# Dataset start

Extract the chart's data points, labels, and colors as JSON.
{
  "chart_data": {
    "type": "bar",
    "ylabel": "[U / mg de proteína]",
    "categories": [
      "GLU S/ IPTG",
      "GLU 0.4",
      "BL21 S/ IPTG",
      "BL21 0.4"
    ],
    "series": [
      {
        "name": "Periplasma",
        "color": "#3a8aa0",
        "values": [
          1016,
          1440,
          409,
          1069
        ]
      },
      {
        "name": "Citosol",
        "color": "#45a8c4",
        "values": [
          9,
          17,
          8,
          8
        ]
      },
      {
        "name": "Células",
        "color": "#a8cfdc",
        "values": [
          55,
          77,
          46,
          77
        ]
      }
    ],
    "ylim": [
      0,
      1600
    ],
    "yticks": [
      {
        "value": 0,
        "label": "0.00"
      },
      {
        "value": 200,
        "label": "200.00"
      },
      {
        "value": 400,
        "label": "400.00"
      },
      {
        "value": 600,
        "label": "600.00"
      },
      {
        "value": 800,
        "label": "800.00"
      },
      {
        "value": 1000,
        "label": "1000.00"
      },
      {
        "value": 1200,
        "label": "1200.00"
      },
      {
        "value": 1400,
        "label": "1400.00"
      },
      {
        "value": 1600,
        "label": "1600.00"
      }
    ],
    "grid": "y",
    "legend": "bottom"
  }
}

# Dataset end

■ **Problem description**: Reproduce the listing in full. Keep it exactly as written.

■ **Answer below**:
Extract the chart's data points, labels, and colors as JSON.
{
  "chart_data": {
    "type": "bar",
    "ylabel": "[U / mg de proteína]",
    "categories": [
      "GLU S/ IPTG",
      "GLU 0.4",
      "BL21 S/ IPTG",
      "BL21 0.4"
    ],
    "series": [
      {
        "name": "Periplasma",
        "color": "#3a8aa0",
        "values": [
          1016,
          1440,
          409,
          1069
        ]
      },
      {
        "name": "Citosol",
        "color": "#45a8c4",
        "values": [
          9,
          17,
          8,
          8
        ]
      },
      {
        "name": "Células",
        "color": "#a8cfdc",
        "values": [
          55,
          77,
          46,
          77
        ]
      }
    ],
    "ylim": [
      0,
      1600
    ],
    "yticks": [
      {
        "value": 0,
        "label": "0.00"
      },
      {
        "value": 200,
        "label": "200.00"
      },
      {
        "value": 400,
        "label": "400.00"
      },
      {
        "value": 600,
        "label": "600.00"
      },
      {
        "value": 800,
        "label": "800.00"
      },
      {
        "value": 1000,
        "label": "1000.00"
      },
      {
        "value": 1200,
        "label": "1200.00"
      },
      {
        "value": 1400,
        "label": "1400.00"
      },
      {
        "value": 1600,
        "label": "1600.00"
      }
    ],
    "grid": "y",
    "legend": "bottom"
  }
}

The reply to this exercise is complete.